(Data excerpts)
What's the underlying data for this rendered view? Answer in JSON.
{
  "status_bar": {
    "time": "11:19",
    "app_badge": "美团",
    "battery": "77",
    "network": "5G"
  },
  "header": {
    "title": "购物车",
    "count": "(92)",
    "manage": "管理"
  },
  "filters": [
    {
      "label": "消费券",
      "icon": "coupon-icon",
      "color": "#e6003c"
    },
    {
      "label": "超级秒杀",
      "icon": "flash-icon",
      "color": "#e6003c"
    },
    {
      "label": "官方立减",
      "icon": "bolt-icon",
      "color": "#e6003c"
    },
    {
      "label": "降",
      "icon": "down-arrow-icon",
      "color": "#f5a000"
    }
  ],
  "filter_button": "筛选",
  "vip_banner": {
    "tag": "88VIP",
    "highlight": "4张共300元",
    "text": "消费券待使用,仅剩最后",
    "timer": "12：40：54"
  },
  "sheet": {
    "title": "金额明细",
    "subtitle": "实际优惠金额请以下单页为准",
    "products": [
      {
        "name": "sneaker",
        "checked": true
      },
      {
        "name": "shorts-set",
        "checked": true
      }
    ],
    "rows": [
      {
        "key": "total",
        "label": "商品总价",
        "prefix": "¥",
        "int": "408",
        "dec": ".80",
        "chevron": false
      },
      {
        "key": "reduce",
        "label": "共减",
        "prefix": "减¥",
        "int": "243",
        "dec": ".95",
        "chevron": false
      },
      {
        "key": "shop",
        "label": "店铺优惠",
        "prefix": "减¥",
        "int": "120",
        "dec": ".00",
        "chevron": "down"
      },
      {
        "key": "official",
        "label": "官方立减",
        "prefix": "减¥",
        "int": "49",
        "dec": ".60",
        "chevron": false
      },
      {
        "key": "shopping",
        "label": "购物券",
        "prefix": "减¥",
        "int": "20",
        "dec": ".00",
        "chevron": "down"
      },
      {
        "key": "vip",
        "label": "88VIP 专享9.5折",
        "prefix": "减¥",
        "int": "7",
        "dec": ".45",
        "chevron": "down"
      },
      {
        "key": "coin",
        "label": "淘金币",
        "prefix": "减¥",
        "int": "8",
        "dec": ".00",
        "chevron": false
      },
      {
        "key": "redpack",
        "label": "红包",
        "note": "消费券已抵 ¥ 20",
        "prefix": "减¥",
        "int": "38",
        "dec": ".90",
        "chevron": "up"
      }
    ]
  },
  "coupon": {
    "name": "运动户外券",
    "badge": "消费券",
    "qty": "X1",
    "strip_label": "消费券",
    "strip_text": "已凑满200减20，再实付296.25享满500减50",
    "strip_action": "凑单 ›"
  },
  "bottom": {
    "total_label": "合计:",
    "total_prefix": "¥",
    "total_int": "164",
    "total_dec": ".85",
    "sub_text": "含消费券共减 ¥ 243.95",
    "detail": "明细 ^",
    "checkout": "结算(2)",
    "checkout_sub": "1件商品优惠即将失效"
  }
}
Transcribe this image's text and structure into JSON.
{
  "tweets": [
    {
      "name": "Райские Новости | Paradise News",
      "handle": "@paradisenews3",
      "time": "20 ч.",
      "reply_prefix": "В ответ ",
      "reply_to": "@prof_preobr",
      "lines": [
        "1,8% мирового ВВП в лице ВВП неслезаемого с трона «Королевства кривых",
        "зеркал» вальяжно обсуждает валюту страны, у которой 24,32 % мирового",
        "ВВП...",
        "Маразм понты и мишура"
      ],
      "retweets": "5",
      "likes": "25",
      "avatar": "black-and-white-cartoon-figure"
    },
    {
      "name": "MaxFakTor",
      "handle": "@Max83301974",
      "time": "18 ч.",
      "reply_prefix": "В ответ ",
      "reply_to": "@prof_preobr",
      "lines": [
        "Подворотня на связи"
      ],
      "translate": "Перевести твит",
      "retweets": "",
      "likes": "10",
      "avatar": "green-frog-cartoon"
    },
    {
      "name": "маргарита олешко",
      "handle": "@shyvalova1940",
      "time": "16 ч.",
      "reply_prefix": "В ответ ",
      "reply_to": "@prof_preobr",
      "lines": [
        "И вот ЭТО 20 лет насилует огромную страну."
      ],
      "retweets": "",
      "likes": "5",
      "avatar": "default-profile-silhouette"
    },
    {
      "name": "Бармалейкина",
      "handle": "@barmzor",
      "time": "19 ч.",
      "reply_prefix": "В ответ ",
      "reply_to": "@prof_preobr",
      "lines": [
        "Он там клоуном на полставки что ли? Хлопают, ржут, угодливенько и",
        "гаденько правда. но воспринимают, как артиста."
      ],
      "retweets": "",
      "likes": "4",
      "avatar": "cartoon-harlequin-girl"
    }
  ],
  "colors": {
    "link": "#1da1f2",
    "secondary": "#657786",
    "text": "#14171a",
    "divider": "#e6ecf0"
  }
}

- WHAT YOU ARE ASKED TO DO: Select all lines in the listing that include the word "handle".

- REPLY TO THE EXERCISE:
      "handle": "@paradisenews3",
      "handle": "@Max83301974",
      "handle": "@shyvalova1940",
      "handle": "@barmzor",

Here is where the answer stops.